■ **Description of the task**
Gather up every line that includes the string "placement".

Dataset excerpt:

· · · · ·

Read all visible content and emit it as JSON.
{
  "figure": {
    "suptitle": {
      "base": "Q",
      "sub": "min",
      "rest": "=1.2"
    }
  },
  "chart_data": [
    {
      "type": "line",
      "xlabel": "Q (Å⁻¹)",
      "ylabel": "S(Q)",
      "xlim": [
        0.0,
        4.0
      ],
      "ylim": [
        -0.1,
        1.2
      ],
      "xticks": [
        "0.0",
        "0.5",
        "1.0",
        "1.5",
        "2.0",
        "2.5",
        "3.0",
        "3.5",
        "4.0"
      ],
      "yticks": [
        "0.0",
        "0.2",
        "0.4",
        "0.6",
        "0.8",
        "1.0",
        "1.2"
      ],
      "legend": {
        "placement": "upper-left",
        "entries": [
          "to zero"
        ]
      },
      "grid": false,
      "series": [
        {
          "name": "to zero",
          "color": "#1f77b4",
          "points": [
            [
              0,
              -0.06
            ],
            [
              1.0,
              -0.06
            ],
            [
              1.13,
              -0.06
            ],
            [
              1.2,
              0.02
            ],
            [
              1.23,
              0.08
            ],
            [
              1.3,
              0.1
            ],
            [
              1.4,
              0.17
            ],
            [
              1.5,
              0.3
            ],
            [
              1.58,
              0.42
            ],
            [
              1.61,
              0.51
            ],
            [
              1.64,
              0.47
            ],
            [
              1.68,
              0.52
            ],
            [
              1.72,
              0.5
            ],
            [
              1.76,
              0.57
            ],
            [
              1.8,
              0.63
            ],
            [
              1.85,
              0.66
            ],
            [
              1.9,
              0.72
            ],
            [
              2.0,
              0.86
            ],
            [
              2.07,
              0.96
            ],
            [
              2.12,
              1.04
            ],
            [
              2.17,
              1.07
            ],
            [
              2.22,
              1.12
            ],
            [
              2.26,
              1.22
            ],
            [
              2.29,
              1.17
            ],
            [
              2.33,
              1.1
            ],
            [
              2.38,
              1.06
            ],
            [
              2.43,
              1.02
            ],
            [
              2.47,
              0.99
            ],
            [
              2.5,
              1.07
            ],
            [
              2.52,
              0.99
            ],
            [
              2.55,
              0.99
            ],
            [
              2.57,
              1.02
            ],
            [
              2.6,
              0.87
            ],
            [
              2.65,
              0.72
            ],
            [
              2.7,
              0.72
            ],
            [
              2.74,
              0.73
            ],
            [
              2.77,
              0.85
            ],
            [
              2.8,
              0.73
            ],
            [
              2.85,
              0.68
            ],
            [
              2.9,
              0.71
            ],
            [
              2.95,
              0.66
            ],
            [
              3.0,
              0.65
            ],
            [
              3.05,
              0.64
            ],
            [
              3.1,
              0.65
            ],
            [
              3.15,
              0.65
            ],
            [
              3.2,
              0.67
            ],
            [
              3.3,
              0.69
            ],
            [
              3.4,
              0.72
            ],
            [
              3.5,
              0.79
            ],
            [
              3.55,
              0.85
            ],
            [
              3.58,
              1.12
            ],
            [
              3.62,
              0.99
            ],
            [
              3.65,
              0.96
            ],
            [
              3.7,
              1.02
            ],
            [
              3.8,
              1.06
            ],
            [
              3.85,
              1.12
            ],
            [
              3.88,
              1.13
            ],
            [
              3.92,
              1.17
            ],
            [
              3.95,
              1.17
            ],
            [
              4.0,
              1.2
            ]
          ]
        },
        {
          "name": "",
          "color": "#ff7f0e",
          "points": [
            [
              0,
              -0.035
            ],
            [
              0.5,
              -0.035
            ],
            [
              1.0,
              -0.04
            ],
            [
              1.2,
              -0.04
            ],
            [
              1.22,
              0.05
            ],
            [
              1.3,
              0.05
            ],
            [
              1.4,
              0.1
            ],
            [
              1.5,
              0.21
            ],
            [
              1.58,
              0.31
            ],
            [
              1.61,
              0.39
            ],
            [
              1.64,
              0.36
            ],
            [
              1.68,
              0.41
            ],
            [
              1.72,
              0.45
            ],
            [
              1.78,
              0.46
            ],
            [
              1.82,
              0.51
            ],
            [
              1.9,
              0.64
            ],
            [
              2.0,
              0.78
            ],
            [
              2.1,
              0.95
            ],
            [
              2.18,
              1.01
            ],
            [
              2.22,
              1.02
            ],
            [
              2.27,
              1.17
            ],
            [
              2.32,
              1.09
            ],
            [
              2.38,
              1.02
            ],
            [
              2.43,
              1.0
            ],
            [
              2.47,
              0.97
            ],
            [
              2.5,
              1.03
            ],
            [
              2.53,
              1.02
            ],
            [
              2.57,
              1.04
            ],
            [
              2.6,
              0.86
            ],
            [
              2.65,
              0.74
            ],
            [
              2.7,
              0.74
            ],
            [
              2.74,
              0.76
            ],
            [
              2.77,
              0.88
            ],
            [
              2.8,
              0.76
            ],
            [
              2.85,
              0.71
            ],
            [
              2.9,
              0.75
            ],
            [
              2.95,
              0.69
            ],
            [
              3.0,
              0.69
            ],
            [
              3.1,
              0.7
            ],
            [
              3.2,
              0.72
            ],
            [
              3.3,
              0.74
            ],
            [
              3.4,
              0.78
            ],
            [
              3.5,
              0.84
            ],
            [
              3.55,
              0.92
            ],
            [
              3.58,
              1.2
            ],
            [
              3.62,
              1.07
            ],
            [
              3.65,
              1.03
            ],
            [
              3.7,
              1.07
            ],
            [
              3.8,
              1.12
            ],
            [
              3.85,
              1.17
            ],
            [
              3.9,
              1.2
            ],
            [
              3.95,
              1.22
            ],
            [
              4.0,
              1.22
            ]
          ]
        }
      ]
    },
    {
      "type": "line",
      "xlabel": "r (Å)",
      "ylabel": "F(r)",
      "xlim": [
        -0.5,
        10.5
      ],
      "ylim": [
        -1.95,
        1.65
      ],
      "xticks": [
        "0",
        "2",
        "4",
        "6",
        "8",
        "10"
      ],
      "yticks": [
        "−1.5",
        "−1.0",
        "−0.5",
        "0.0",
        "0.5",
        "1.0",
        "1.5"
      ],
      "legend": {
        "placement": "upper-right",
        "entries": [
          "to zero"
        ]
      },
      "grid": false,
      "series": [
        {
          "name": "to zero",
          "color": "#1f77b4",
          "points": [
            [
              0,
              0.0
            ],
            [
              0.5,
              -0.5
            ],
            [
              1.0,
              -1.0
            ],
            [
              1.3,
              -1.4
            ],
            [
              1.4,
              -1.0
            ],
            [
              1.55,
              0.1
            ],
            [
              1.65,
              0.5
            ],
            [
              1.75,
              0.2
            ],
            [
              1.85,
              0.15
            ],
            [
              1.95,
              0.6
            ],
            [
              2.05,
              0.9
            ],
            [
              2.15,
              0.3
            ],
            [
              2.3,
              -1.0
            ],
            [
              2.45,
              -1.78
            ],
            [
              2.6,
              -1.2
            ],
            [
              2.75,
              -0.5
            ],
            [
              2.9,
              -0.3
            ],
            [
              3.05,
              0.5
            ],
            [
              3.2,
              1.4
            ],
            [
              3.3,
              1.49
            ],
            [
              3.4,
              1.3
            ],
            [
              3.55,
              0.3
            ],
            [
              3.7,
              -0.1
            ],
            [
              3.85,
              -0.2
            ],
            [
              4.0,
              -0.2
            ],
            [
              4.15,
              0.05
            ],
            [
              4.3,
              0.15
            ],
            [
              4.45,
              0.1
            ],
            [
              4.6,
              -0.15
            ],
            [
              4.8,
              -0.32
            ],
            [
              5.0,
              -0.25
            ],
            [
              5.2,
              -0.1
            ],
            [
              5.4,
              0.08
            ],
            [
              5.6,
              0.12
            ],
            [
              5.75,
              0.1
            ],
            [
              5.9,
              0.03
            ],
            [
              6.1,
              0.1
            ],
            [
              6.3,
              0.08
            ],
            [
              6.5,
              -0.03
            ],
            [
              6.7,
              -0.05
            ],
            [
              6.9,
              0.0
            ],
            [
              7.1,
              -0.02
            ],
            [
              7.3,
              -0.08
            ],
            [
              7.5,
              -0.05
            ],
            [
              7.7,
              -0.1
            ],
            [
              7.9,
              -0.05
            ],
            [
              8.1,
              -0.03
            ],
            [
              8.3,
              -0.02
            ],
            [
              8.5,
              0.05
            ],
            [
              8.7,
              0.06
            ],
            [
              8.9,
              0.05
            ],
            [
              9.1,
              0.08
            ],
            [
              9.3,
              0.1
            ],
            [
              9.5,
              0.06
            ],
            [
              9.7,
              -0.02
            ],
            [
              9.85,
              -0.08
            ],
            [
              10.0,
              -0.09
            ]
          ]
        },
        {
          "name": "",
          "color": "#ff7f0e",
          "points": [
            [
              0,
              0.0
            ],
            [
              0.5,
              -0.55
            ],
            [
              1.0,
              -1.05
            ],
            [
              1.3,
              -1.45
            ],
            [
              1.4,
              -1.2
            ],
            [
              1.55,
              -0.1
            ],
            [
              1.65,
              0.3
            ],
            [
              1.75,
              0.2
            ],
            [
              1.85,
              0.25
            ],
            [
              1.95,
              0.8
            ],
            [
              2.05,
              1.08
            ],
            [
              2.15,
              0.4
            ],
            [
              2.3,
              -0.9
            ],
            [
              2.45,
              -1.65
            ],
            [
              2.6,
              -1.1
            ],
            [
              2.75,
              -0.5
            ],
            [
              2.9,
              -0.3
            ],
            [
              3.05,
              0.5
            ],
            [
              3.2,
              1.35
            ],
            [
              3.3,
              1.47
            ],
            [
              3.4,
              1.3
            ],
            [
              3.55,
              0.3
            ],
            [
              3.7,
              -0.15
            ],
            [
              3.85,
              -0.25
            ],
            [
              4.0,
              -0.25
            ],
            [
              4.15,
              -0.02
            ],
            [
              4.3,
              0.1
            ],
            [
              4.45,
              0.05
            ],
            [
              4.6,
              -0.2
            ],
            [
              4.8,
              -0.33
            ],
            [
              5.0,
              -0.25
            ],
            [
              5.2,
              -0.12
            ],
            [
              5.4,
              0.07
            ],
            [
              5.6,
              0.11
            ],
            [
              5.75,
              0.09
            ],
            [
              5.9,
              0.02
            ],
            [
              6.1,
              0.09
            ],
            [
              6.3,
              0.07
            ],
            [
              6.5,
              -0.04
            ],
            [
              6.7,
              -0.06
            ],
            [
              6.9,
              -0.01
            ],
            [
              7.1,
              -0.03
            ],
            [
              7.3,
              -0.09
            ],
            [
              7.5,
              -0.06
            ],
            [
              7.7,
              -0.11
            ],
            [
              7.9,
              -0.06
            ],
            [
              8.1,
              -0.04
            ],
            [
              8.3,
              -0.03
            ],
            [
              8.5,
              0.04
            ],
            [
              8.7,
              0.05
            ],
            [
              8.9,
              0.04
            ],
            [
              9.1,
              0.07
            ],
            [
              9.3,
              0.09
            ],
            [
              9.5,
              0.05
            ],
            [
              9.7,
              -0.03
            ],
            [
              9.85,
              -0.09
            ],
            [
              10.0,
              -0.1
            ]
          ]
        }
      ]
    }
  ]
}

· · · · ·

■ **Task result**
        "placement": "upper-left",
        "placement": "upper-right",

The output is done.